Answer with a number only: how many lines of the data contain "mieszania"?

** begin **

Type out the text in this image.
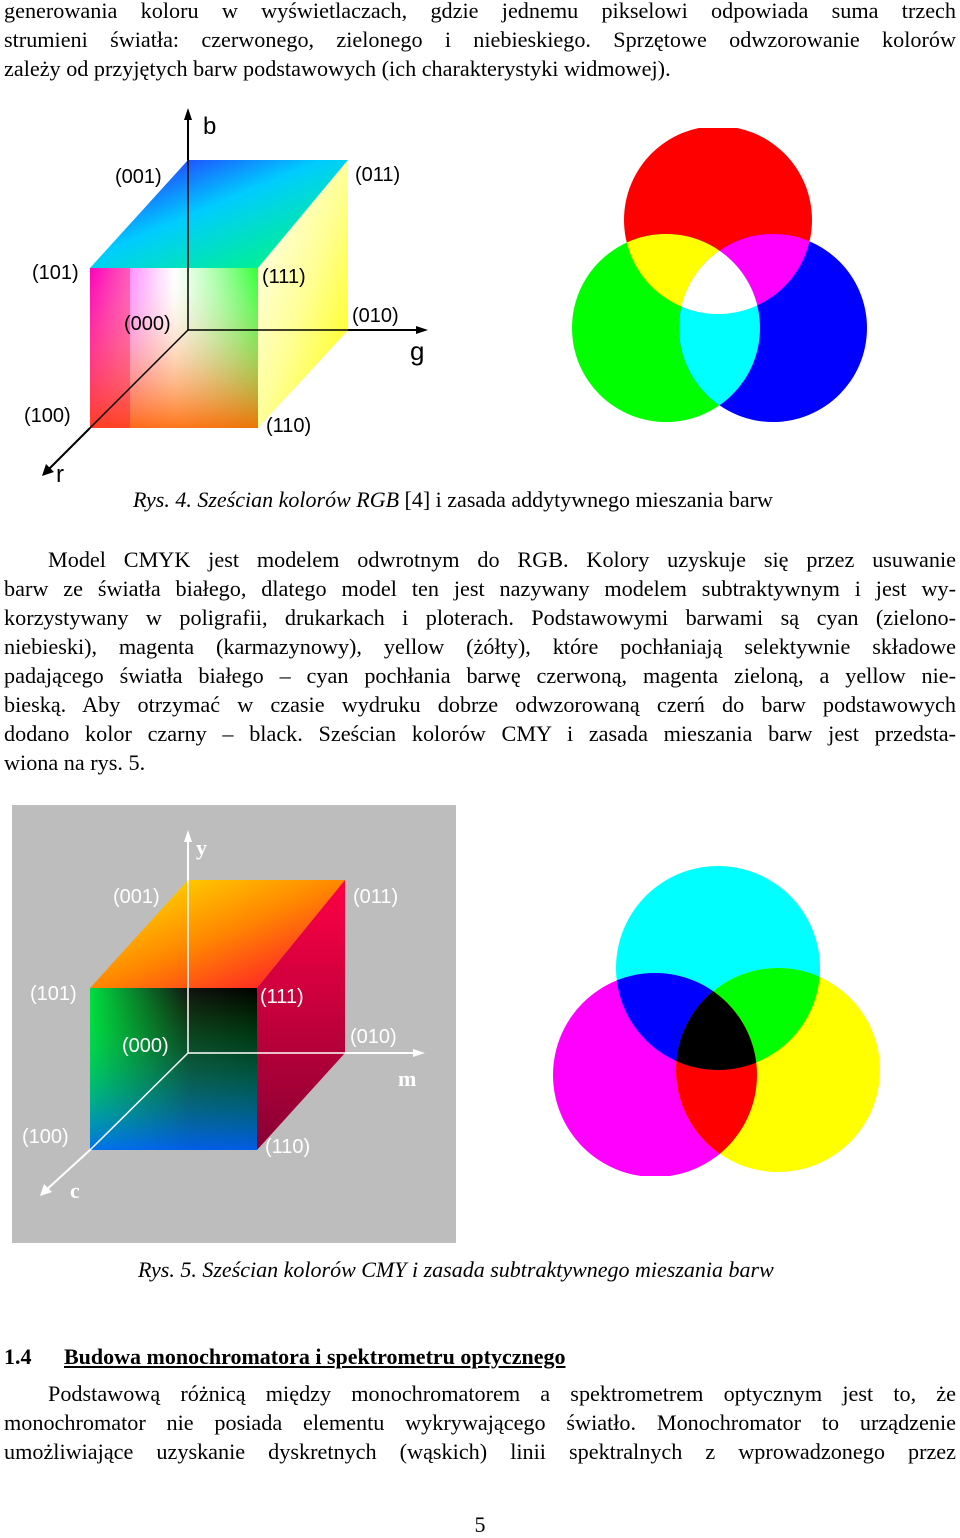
generowania koloru w wyświetlaczach, gdzie jednemu pikselowi odpowiada suma trzech
strumieni światła: czerwonego, zielonego i niebieskiego. Sprzętowe odwzorowanie kolorów
zależy od przyjętych barw podstawowych (ich charakterystyki widmowej).
b
g
r
(001)	(011)
(101)	(111)
(000)	(010)
(100)	(110)
Rys. 4. Sześcian kolorów RGB [4] i zasada addytywnego mieszania barw
Model CMYK jest modelem odwrotnym do RGB. Kolory uzyskuje się przez usuwanie
barw ze światła białego, dlatego model ten jest nazywany modelem subtraktywnym i jest wy-
korzystywany w poligrafii, drukarkach i ploterach. Podstawowymi barwami są cyan (zielono-
niebieski), magenta (karmazynowy), yellow (żółty), które pochłaniają selektywnie składowe
padającego światła białego – cyan pochłania barwę czerwoną, magenta zieloną, a yellow nie-
bieską. Aby otrzymać w czasie wydruku dobrze odwzorowaną czerń do barw podstawowych
dodano kolor czarny – black. Sześcian kolorów CMY i zasada mieszania barw jest przedsta-
wiona na rys. 5.
y
m
c
(001)	(011)
(101)	(111)
(000)	(010)
(100)	(110)
Rys. 5. Sześcian kolorów CMY i zasada subtraktywnego mieszania barw
1.4 Budowa monochromatora i spektrometru optycznego
Podstawową różnicą między monochromatorem a spektrometrem optycznym jest to, że
monochromator nie posiada elementu wykrywającego światło. Monochromator to urządzenie
umożliwiające uzyskanie dyskretnych (wąskich) linii spektralnych z wprowadzonego przez
5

** end **

## Result
3